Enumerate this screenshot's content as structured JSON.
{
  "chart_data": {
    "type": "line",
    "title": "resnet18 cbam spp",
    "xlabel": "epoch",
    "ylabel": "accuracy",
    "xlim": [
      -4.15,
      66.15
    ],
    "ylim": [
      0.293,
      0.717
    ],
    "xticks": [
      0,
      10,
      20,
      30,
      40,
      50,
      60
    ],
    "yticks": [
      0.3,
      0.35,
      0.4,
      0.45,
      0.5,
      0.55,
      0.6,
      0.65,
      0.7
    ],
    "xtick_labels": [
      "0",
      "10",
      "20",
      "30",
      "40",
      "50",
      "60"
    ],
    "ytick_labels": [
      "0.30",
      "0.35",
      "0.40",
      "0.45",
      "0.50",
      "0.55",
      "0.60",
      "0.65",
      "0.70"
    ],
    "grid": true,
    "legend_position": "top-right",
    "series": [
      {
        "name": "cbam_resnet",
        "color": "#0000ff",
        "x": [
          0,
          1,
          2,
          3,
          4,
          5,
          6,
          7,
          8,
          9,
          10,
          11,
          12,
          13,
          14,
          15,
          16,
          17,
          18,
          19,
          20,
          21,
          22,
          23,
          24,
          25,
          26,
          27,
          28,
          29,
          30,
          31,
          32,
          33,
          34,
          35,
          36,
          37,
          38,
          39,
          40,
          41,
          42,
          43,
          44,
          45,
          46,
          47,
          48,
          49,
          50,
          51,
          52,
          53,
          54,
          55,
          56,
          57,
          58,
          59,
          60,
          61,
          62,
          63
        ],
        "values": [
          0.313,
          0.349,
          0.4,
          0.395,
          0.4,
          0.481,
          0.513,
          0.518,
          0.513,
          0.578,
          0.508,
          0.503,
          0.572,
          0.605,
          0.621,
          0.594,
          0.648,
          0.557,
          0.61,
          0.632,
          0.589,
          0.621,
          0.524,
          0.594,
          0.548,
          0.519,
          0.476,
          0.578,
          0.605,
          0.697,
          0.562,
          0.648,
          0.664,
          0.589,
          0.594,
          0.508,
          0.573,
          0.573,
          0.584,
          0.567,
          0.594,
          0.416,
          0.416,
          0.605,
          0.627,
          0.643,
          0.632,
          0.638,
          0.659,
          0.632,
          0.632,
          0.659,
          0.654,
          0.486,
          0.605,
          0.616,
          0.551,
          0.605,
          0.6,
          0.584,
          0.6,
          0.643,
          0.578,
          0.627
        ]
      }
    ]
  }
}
****************
◆ **What to work on**
Transcribe the records above exactly as they appear.

◆ **Reply to the exercise**
Enumerate this screenshot's content as structured JSON.
{
  "chart_data": {
    "type": "line",
    "title": "resnet18 cbam spp",
    "xlabel": "epoch",
    "ylabel": "accuracy",
    "xlim": [
      -4.15,
      66.15
    ],
    "ylim": [
      0.293,
      0.717
    ],
    "xticks": [
      0,
      10,
      20,
      30,
      40,
      50,
      60
    ],
    "yticks": [
      0.3,
      0.35,
      0.4,
      0.45,
      0.5,
      0.55,
      0.6,
      0.65,
      0.7
    ],
    "xtick_labels": [
      "0",
      "10",
      "20",
      "30",
      "40",
      "50",
      "60"
    ],
    "ytick_labels": [
      "0.30",
      "0.35",
      "0.40",
      "0.45",
      "0.50",
      "0.55",
      "0.60",
      "0.65",
      "0.70"
    ],
    "grid": true,
    "legend_position": "top-right",
    "series": [
      {
        "name": "cbam_resnet",
        "color": "#0000ff",
        "x": [
          0,
          1,
          2,
          3,
          4,
          5,
          6,
          7,
          8,
          9,
          10,
          11,
          12,
          13,
          14,
          15,
          16,
          17,
          18,
          19,
          20,
          21,
          22,
          23,
          24,
          25,
          26,
          27,
          28,
          29,
          30,
          31,
          32,
          33,
          34,
          35,
          36,
          37,
          38,
          39,
          40,
          41,
          42,
          43,
          44,
          45,
          46,
          47,
          48,
          49,
          50,
          51,
          52,
          53,
          54,
          55,
          56,
          57,
          58,
          59,
          60,
          61,
          62,
          63
        ],
        "values": [
          0.313,
          0.349,
          0.4,
          0.395,
          0.4,
          0.481,
          0.513,
          0.518,
          0.513,
          0.578,
          0.508,
          0.503,
          0.572,
          0.605,
          0.621,
          0.594,
          0.648,
          0.557,
          0.61,
          0.632,
          0.589,
          0.621,
          0.524,
          0.594,
          0.548,
          0.519,
          0.476,
          0.578,
          0.605,
          0.697,
          0.562,
          0.648,
          0.664,
          0.589,
          0.594,
          0.508,
          0.573,
          0.573,
          0.584,
          0.567,
          0.594,
          0.416,
          0.416,
          0.605,
          0.627,
          0.643,
          0.632,
          0.638,
          0.659,
          0.632,
          0.632,
          0.659,
          0.654,
          0.486,
          0.605,
          0.616,
          0.551,
          0.605,
          0.6,
          0.584,
          0.6,
          0.643,
          0.578,
          0.627
        ]
      }
    ]
  }
}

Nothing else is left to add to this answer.